[Records from a collection of figures]
○ ○ ○ ○ ○

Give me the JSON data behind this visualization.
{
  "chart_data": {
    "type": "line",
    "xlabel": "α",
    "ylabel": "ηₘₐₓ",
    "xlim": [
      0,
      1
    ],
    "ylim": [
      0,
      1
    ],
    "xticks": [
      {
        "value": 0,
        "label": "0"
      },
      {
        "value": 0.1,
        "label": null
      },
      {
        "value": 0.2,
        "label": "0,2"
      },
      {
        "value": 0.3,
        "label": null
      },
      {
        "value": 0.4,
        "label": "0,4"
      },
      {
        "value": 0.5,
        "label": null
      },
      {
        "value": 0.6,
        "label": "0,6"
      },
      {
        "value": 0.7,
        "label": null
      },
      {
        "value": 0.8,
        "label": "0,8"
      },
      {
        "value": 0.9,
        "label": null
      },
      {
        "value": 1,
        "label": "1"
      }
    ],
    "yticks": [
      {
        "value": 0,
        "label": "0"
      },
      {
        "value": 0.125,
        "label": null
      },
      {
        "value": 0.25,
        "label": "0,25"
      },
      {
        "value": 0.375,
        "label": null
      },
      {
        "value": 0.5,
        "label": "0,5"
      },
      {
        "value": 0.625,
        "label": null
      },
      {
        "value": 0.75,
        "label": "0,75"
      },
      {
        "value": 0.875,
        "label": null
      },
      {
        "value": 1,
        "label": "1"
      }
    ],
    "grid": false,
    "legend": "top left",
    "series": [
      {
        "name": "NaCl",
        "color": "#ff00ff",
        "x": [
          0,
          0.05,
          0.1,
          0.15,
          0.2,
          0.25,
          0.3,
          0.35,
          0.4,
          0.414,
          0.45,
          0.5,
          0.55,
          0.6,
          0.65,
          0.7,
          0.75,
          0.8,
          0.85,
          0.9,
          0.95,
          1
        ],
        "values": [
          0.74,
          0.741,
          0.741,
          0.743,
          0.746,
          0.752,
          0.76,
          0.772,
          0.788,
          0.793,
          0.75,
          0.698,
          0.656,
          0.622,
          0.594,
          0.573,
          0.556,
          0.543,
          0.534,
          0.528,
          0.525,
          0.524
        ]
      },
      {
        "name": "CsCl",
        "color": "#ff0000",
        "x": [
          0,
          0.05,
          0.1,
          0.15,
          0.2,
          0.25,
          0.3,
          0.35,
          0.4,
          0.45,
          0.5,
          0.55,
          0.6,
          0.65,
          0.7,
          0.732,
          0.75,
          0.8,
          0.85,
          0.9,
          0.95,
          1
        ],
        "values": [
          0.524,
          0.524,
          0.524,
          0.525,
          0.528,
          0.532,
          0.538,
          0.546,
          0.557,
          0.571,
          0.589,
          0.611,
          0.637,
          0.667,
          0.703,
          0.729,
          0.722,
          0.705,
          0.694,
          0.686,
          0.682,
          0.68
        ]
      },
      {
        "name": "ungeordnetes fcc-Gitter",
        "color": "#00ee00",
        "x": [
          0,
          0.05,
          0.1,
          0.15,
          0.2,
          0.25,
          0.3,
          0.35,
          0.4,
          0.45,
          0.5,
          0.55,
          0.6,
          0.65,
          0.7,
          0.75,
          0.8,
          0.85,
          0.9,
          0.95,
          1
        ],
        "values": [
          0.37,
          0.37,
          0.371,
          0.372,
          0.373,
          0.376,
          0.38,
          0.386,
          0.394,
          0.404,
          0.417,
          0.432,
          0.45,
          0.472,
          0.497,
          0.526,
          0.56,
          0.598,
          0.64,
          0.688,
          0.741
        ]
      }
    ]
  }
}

○ ○ ○ ○ ○

# To be done:
Collect every line from the records above that contains the word "color".

# Response to this exercise:
        "color": "#ff00ff",
        "color": "#ff0000",
        "color": "#00ee00",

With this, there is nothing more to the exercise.